Task details:
Repeat each of the records below line for line, without changing anything.

* start Excerpted records *

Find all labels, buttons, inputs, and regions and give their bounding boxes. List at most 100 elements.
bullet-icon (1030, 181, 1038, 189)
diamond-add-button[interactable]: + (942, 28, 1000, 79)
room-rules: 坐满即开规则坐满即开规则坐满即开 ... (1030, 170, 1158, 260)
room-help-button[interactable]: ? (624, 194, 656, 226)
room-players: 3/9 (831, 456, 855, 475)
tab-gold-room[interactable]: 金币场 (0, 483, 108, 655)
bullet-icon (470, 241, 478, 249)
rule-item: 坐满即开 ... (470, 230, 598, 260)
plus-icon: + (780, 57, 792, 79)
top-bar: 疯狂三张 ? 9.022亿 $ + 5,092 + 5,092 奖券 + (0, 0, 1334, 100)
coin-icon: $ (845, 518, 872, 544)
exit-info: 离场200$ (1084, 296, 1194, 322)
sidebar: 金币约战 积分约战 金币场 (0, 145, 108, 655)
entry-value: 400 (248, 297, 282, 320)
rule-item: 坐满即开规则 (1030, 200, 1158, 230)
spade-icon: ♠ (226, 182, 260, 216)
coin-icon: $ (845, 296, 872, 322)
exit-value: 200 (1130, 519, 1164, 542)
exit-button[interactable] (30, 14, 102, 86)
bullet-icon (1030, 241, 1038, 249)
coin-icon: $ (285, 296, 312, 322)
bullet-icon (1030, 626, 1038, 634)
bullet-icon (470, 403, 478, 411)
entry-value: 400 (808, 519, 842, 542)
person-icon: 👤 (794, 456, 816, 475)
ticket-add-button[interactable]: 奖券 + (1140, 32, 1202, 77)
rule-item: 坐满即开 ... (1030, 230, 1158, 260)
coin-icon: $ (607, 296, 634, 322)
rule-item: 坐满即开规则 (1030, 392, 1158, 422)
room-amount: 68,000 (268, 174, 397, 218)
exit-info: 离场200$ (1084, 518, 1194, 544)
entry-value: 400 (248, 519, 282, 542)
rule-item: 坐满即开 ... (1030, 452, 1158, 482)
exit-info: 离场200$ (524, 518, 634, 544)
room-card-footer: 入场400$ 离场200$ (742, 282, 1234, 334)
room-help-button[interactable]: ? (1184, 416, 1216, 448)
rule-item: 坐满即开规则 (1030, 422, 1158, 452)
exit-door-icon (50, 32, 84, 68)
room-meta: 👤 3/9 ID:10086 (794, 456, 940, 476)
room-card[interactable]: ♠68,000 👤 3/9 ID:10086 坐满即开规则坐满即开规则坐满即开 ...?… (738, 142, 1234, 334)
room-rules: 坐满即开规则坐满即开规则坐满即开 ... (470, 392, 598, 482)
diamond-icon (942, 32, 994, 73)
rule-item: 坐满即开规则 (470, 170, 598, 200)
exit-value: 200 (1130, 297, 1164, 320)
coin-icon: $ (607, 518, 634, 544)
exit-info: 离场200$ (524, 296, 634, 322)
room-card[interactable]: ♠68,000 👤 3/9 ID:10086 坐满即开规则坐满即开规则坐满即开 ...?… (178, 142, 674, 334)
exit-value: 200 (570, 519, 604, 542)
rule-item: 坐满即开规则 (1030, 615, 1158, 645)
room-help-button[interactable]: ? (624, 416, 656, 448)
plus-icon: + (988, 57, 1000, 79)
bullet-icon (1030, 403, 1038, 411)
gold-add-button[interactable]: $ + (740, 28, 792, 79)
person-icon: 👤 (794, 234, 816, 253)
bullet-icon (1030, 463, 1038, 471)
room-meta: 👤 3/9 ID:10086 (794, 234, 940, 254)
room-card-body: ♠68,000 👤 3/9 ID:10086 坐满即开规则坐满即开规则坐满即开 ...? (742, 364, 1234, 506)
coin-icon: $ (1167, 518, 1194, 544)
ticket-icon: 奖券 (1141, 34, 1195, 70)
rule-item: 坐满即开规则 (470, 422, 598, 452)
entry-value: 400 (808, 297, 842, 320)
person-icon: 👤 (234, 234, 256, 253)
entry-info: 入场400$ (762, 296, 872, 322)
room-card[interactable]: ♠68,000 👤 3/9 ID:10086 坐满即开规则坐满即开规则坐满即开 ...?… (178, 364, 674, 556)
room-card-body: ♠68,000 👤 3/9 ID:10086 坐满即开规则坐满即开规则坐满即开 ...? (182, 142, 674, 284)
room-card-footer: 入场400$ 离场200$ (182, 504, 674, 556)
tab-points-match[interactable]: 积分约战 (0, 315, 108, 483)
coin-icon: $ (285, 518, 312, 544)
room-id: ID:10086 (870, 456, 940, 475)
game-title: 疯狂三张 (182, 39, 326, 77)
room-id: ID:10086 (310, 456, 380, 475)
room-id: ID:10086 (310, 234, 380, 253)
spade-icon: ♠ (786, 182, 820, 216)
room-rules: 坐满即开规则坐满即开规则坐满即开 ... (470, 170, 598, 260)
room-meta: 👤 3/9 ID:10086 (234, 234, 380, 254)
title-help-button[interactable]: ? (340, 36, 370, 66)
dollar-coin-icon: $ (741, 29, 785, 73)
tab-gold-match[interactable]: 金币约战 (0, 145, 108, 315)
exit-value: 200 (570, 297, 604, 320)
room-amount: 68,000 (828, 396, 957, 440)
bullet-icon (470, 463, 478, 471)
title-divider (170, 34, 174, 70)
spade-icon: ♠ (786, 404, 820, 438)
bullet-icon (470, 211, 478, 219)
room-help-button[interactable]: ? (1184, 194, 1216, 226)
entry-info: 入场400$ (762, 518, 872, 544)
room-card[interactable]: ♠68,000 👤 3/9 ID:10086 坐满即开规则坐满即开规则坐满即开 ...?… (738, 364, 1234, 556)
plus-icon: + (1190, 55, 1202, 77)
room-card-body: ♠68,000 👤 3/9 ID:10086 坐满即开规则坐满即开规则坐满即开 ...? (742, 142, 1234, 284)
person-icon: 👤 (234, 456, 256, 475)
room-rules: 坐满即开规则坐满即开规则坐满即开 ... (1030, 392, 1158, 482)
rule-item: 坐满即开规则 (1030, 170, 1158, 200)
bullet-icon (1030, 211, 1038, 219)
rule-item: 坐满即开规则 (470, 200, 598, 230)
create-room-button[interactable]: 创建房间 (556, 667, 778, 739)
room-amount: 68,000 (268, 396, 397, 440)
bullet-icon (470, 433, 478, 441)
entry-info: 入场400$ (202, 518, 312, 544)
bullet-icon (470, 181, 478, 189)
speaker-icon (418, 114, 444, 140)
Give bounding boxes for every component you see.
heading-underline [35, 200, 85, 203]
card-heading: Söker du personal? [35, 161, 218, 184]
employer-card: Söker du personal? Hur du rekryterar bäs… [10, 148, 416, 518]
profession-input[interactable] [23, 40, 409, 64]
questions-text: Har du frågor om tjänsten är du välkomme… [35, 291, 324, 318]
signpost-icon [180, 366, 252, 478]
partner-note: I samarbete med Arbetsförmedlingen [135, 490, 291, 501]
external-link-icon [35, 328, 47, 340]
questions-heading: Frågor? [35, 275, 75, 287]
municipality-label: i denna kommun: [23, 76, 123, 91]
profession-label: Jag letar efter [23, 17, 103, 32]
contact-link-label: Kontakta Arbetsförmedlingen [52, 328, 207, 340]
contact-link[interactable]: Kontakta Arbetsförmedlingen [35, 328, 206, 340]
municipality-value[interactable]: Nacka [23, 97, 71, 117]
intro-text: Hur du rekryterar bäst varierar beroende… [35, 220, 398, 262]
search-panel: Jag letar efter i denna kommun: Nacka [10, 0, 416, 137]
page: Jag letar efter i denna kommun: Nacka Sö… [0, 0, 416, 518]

* end Excerpted records *

The reply:
Find all labels, buttons, inputs, and regions and give their bounding boxes. List at most 100 elements.
bullet-icon (1030, 181, 1038, 189)
diamond-add-button[interactable]: + (942, 28, 1000, 79)
room-rules: 坐满即开规则坐满即开规则坐满即开 ... (1030, 170, 1158, 260)
room-help-button[interactable]: ? (624, 194, 656, 226)
room-players: 3/9 (831, 456, 855, 475)
tab-gold-room[interactable]: 金币场 (0, 483, 108, 655)
bullet-icon (470, 241, 478, 249)
rule-item: 坐满即开 ... (470, 230, 598, 260)
plus-icon: + (780, 57, 792, 79)
top-bar: 疯狂三张 ? 9.022亿 $ + 5,092 + 5,092 奖券 + (0, 0, 1334, 100)
coin-icon: $ (845, 518, 872, 544)
exit-info: 离场200$ (1084, 296, 1194, 322)
sidebar: 金币约战 积分约战 金币场 (0, 145, 108, 655)
entry-value: 400 (248, 297, 282, 320)
rule-item: 坐满即开规则 (1030, 200, 1158, 230)
spade-icon: ♠ (226, 182, 260, 216)
coin-icon: $ (845, 296, 872, 322)
exit-value: 200 (1130, 519, 1164, 542)
exit-button[interactable] (30, 14, 102, 86)
bullet-icon (1030, 241, 1038, 249)
coin-icon: $ (285, 296, 312, 322)
bullet-icon (1030, 626, 1038, 634)
bullet-icon (470, 403, 478, 411)
entry-value: 400 (808, 519, 842, 542)
person-icon: 👤 (794, 456, 816, 475)
ticket-add-button[interactable]: 奖券 + (1140, 32, 1202, 77)
rule-item: 坐满即开 ... (1030, 230, 1158, 260)
coin-icon: $ (607, 296, 634, 322)
rule-item: 坐满即开规则 (1030, 392, 1158, 422)
room-amount: 68,000 (268, 174, 397, 218)
exit-info: 离场200$ (1084, 518, 1194, 544)
entry-value: 400 (248, 519, 282, 542)
rule-item: 坐满即开 ... (1030, 452, 1158, 482)
exit-info: 离场200$ (524, 518, 634, 544)
room-card-footer: 入场400$ 离场200$ (742, 282, 1234, 334)
room-help-button[interactable]: ? (1184, 416, 1216, 448)
rule-item: 坐满即开规则 (1030, 422, 1158, 452)
exit-door-icon (50, 32, 84, 68)
room-meta: 👤 3/9 ID:10086 (794, 456, 940, 476)
room-card[interactable]: ♠68,000 👤 3/9 ID:10086 坐满即开规则坐满即开规则坐满即开 ...?… (738, 142, 1234, 334)
room-rules: 坐满即开规则坐满即开规则坐满即开 ... (470, 392, 598, 482)
diamond-icon (942, 32, 994, 73)
rule-item: 坐满即开规则 (470, 170, 598, 200)
exit-value: 200 (1130, 297, 1164, 320)
coin-icon: $ (607, 518, 634, 544)
exit-info: 离场200$ (524, 296, 634, 322)
room-card[interactable]: ♠68,000 👤 3/9 ID:10086 坐满即开规则坐满即开规则坐满即开 ...?… (178, 142, 674, 334)
exit-value: 200 (570, 519, 604, 542)
rule-item: 坐满即开规则 (1030, 615, 1158, 645)
room-help-button[interactable]: ? (624, 416, 656, 448)
plus-icon: + (988, 57, 1000, 79)
bullet-icon (1030, 403, 1038, 411)
gold-add-button[interactable]: $ + (740, 28, 792, 79)
person-icon: 👤 (794, 234, 816, 253)
bullet-icon (1030, 463, 1038, 471)
room-meta: 👤 3/9 ID:10086 (794, 234, 940, 254)
room-card-body: ♠68,000 👤 3/9 ID:10086 坐满即开规则坐满即开规则坐满即开 ...? (742, 364, 1234, 506)
coin-icon: $ (1167, 518, 1194, 544)
ticket-icon: 奖券 (1141, 34, 1195, 70)
rule-item: 坐满即开规则 (470, 422, 598, 452)
entry-value: 400 (808, 297, 842, 320)
person-icon: 👤 (234, 234, 256, 253)
entry-info: 入场400$ (762, 296, 872, 322)
room-card[interactable]: ♠68,000 👤 3/9 ID:10086 坐满即开规则坐满即开规则坐满即开 ...?… (178, 364, 674, 556)
room-card-body: ♠68,000 👤 3/9 ID:10086 坐满即开规则坐满即开规则坐满即开 ...? (182, 142, 674, 284)
room-card-footer: 入场400$ 离场200$ (182, 504, 674, 556)
tab-points-match[interactable]: 积分约战 (0, 315, 108, 483)
coin-icon: $ (285, 518, 312, 544)
room-id: ID:10086 (870, 456, 940, 475)
game-title: 疯狂三张 (182, 39, 326, 77)
room-id: ID:10086 (310, 456, 380, 475)
room-id: ID:10086 (310, 234, 380, 253)
spade-icon: ♠ (786, 182, 820, 216)
room-rules: 坐满即开规则坐满即开规则坐满即开 ... (470, 170, 598, 260)
room-meta: 👤 3/9 ID:10086 (234, 234, 380, 254)
title-help-button[interactable]: ? (340, 36, 370, 66)
dollar-coin-icon: $ (741, 29, 785, 73)
tab-gold-match[interactable]: 金币约战 (0, 145, 108, 315)
exit-value: 200 (570, 297, 604, 320)
room-amount: 68,000 (828, 396, 957, 440)
bullet-icon (470, 463, 478, 471)
title-divider (170, 34, 174, 70)
spade-icon: ♠ (786, 404, 820, 438)
bullet-icon (470, 211, 478, 219)
room-help-button[interactable]: ? (1184, 194, 1216, 226)
entry-info: 入场400$ (762, 518, 872, 544)
room-card[interactable]: ♠68,000 👤 3/9 ID:10086 坐满即开规则坐满即开规则坐满即开 ...?… (738, 364, 1234, 556)
plus-icon: + (1190, 55, 1202, 77)
room-card-body: ♠68,000 👤 3/9 ID:10086 坐满即开规则坐满即开规则坐满即开 ...? (742, 142, 1234, 284)
person-icon: 👤 (234, 456, 256, 475)
room-rules: 坐满即开规则坐满即开规则坐满即开 ... (1030, 392, 1158, 482)
rule-item: 坐满即开规则 (1030, 170, 1158, 200)
bullet-icon (1030, 211, 1038, 219)
rule-item: 坐满即开规则 (470, 200, 598, 230)
create-room-button[interactable]: 创建房间 (556, 667, 778, 739)
room-amount: 68,000 (268, 396, 397, 440)
bullet-icon (470, 433, 478, 441)
entry-info: 入场400$ (202, 518, 312, 544)
bullet-icon (470, 181, 478, 189)
speaker-icon (418, 114, 444, 140)
Give bounding boxes for every component you see.
heading-underline [35, 200, 85, 203]
card-heading: Söker du personal? [35, 161, 218, 184]
employer-card: Söker du personal? Hur du rekryterar bäs… [10, 148, 416, 518]
profession-input[interactable] [23, 40, 409, 64]
questions-text: Har du frågor om tjänsten är du välkomme… [35, 291, 324, 318]
signpost-icon [180, 366, 252, 478]
partner-note: I samarbete med Arbetsförmedlingen [135, 490, 291, 501]
external-link-icon [35, 328, 47, 340]
questions-heading: Frågor? [35, 275, 75, 287]
municipality-label: i denna kommun: [23, 76, 123, 91]
profession-label: Jag letar efter [23, 17, 103, 32]
contact-link-label: Kontakta Arbetsförmedlingen [52, 328, 207, 340]
contact-link[interactable]: Kontakta Arbetsförmedlingen [35, 328, 206, 340]
municipality-value[interactable]: Nacka [23, 97, 71, 117]
intro-text: Hur du rekryterar bäst varierar beroende… [35, 220, 398, 262]
search-panel: Jag letar efter i denna kommun: Nacka [10, 0, 416, 137]
page: Jag letar efter i denna kommun: Nacka Sö… [0, 0, 416, 518]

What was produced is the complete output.